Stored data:

+++

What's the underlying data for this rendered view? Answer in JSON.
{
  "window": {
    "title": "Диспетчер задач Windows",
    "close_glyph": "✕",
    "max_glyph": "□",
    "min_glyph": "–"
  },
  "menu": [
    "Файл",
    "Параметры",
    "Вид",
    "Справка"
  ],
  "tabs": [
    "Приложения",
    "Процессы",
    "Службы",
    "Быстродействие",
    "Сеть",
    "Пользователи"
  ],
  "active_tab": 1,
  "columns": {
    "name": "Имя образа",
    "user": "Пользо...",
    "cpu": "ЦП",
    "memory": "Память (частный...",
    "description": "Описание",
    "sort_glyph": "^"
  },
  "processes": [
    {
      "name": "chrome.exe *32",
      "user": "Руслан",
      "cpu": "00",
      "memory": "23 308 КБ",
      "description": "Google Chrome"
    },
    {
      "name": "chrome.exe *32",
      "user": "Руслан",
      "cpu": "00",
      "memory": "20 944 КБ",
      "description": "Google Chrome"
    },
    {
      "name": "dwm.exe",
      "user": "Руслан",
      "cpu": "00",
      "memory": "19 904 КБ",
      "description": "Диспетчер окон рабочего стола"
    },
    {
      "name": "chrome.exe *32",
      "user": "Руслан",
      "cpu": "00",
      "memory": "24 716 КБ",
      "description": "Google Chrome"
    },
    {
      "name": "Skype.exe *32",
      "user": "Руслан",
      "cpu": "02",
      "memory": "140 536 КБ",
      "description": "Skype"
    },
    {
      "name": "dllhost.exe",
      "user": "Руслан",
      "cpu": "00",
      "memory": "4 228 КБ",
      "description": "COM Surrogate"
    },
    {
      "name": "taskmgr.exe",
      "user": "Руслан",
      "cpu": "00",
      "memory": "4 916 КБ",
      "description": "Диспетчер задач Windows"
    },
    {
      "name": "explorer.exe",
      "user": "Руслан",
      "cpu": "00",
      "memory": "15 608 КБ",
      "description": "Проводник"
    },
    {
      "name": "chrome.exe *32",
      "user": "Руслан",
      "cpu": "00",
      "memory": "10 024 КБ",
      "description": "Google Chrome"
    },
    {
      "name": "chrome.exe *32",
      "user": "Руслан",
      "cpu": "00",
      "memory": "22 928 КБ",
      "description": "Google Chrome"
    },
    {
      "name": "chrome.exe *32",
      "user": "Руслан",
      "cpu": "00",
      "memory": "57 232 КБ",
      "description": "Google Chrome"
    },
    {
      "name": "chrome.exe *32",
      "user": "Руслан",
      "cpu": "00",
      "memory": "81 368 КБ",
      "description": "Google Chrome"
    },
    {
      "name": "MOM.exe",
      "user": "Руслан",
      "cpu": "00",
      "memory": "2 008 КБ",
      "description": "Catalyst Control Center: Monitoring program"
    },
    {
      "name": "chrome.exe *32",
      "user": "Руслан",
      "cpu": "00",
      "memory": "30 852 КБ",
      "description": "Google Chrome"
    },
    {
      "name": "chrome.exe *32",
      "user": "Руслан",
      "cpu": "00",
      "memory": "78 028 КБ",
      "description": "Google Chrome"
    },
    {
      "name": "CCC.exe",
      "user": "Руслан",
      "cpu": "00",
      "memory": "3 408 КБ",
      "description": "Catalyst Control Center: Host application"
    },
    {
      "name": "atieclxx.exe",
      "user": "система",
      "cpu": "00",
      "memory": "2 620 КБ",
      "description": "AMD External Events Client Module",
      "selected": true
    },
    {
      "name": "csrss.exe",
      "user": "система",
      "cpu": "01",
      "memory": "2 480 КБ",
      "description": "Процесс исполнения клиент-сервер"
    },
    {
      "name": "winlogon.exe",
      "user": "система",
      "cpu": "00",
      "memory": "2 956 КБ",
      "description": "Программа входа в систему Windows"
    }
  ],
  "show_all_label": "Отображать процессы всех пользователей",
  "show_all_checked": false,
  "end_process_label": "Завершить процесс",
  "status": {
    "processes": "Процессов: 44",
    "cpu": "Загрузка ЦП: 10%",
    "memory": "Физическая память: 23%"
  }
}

+++

> **SET EXERCISE**
Copy out each line exactly.

> **ANSWER IN FULL**
What's the underlying data for this rendered view? Answer in JSON.
{
  "window": {
    "title": "Диспетчер задач Windows",
    "close_glyph": "✕",
    "max_glyph": "□",
    "min_glyph": "–"
  },
  "menu": [
    "Файл",
    "Параметры",
    "Вид",
    "Справка"
  ],
  "tabs": [
    "Приложения",
    "Процессы",
    "Службы",
    "Быстродействие",
    "Сеть",
    "Пользователи"
  ],
  "active_tab": 1,
  "columns": {
    "name": "Имя образа",
    "user": "Пользо...",
    "cpu": "ЦП",
    "memory": "Память (частный...",
    "description": "Описание",
    "sort_glyph": "^"
  },
  "processes": [
    {
      "name": "chrome.exe *32",
      "user": "Руслан",
      "cpu": "00",
      "memory": "23 308 КБ",
      "description": "Google Chrome"
    },
    {
      "name": "chrome.exe *32",
      "user": "Руслан",
      "cpu": "00",
      "memory": "20 944 КБ",
      "description": "Google Chrome"
    },
    {
      "name": "dwm.exe",
      "user": "Руслан",
      "cpu": "00",
      "memory": "19 904 КБ",
      "description": "Диспетчер окон рабочего стола"
    },
    {
      "name": "chrome.exe *32",
      "user": "Руслан",
      "cpu": "00",
      "memory": "24 716 КБ",
      "description": "Google Chrome"
    },
    {
      "name": "Skype.exe *32",
      "user": "Руслан",
      "cpu": "02",
      "memory": "140 536 КБ",
      "description": "Skype"
    },
    {
      "name": "dllhost.exe",
      "user": "Руслан",
      "cpu": "00",
      "memory": "4 228 КБ",
      "description": "COM Surrogate"
    },
    {
      "name": "taskmgr.exe",
      "user": "Руслан",
      "cpu": "00",
      "memory": "4 916 КБ",
      "description": "Диспетчер задач Windows"
    },
    {
      "name": "explorer.exe",
      "user": "Руслан",
      "cpu": "00",
      "memory": "15 608 КБ",
      "description": "Проводник"
    },
    {
      "name": "chrome.exe *32",
      "user": "Руслан",
      "cpu": "00",
      "memory": "10 024 КБ",
      "description": "Google Chrome"
    },
    {
      "name": "chrome.exe *32",
      "user": "Руслан",
      "cpu": "00",
      "memory": "22 928 КБ",
      "description": "Google Chrome"
    },
    {
      "name": "chrome.exe *32",
      "user": "Руслан",
      "cpu": "00",
      "memory": "57 232 КБ",
      "description": "Google Chrome"
    },
    {
      "name": "chrome.exe *32",
      "user": "Руслан",
      "cpu": "00",
      "memory": "81 368 КБ",
      "description": "Google Chrome"
    },
    {
      "name": "MOM.exe",
      "user": "Руслан",
      "cpu": "00",
      "memory": "2 008 КБ",
      "description": "Catalyst Control Center: Monitoring program"
    },
    {
      "name": "chrome.exe *32",
      "user": "Руслан",
      "cpu": "00",
      "memory": "30 852 КБ",
      "description": "Google Chrome"
    },
    {
      "name": "chrome.exe *32",
      "user": "Руслан",
      "cpu": "00",
      "memory": "78 028 КБ",
      "description": "Google Chrome"
    },
    {
      "name": "CCC.exe",
      "user": "Руслан",
      "cpu": "00",
      "memory": "3 408 КБ",
      "description": "Catalyst Control Center: Host application"
    },
    {
      "name": "atieclxx.exe",
      "user": "система",
      "cpu": "00",
      "memory": "2 620 КБ",
      "description": "AMD External Events Client Module",
      "selected": true
    },
    {
      "name": "csrss.exe",
      "user": "система",
      "cpu": "01",
      "memory": "2 480 КБ",
      "description": "Процесс исполнения клиент-сервер"
    },
    {
      "name": "winlogon.exe",
      "user": "система",
      "cpu": "00",
      "memory": "2 956 КБ",
      "description": "Программа входа в систему Windows"
    }
  ],
  "show_all_label": "Отображать процессы всех пользователей",
  "show_all_checked": false,
  "end_process_label": "Завершить процесс",
  "status": {
    "processes": "Процессов: 44",
    "cpu": "Загрузка ЦП: 10%",
    "memory": "Физическая память: 23%"
  }
}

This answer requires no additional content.